• _What the task requires_
Go through the entries below and collect each line with the string "ylabel" in it.

• _Dataset_
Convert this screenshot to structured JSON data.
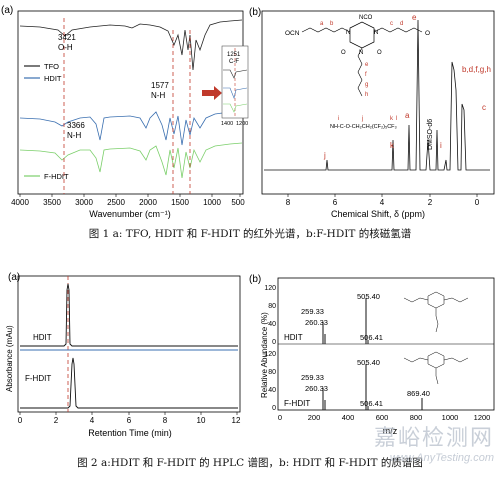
{
  "figure1": {
    "panel_a": {
      "label": "(a)",
      "xlabel": "Wavenumber (cm⁻¹)",
      "xticks": [
        "4000",
        "3500",
        "3000",
        "2500",
        "2000",
        "1500",
        "1000",
        "500"
      ],
      "legend": [
        "TFO",
        "HDIT",
        "F-HDIT"
      ],
      "annotations": [
        "3421",
        "O-H",
        "1577",
        "N-H",
        "3366",
        "N-H",
        "1251",
        "C-F"
      ],
      "inset_ticks": [
        "1400",
        "1200"
      ]
    },
    "panel_b": {
      "label": "(b)",
      "xlabel": "Chemical Shift, δ (ppm)",
      "xticks": [
        "8",
        "6",
        "4",
        "2",
        "0"
      ],
      "peak_labels": [
        "e",
        "a",
        "k",
        "j",
        "i",
        "b,d,f,g,h",
        "c",
        "DMSO-d6"
      ],
      "structure_text": [
        "OCN",
        "NCO",
        "O",
        "O",
        "O",
        "N",
        "N",
        "N",
        "a",
        "b",
        "c",
        "d",
        "e",
        "f",
        "g",
        "h",
        "i",
        "j",
        "k",
        "l"
      ],
      "chain_text": "NH-C-O-CH₂CH₂(CF₂)₅CF₃"
    },
    "caption": "图 1 a: TFO, HDIT 和 F-HDIT 的红外光谱，b:F-HDIT 的核磁氢谱"
  },
  "figure2": {
    "panel_a": {
      "label": "(a)",
      "xlabel": "Retention Time (min)",
      "ylabel": "Absorbance (mAu)",
      "xticks": [
        "0",
        "2",
        "4",
        "6",
        "8",
        "10",
        "12"
      ],
      "trace_labels": [
        "HDIT",
        "F-HDIT"
      ]
    },
    "panel_b": {
      "label": "(b)",
      "xlabel": "m/z",
      "ylabel": "Relative Abundance (%)",
      "xticks": [
        "0",
        "200",
        "400",
        "600",
        "800",
        "1000",
        "1200"
      ],
      "yticks_top": [
        "120",
        "80",
        "40",
        "0"
      ],
      "yticks_bottom": [
        "120",
        "80",
        "40",
        "0"
      ],
      "top_label": "HDIT",
      "bottom_label": "F-HDIT",
      "top_peaks": [
        "505.40",
        "259.33",
        "260.33",
        "506.41"
      ],
      "bottom_peaks": [
        "505.40",
        "259.33",
        "260.33",
        "506.41",
        "869.40"
      ]
    },
    "caption": "图 2 a:HDIT 和 F-HDIT 的 HPLC 谱图，b: HDIT 和 F-HDIT 的质谱图"
  },
  "watermark": {
    "cn": "嘉峪检测网",
    "en": "www.AnyTesting.com"
  }
}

• _Answer to this exercise_
      "ylabel": "Absorbance (mAu)",
      "ylabel": "Relative Abundance (%)",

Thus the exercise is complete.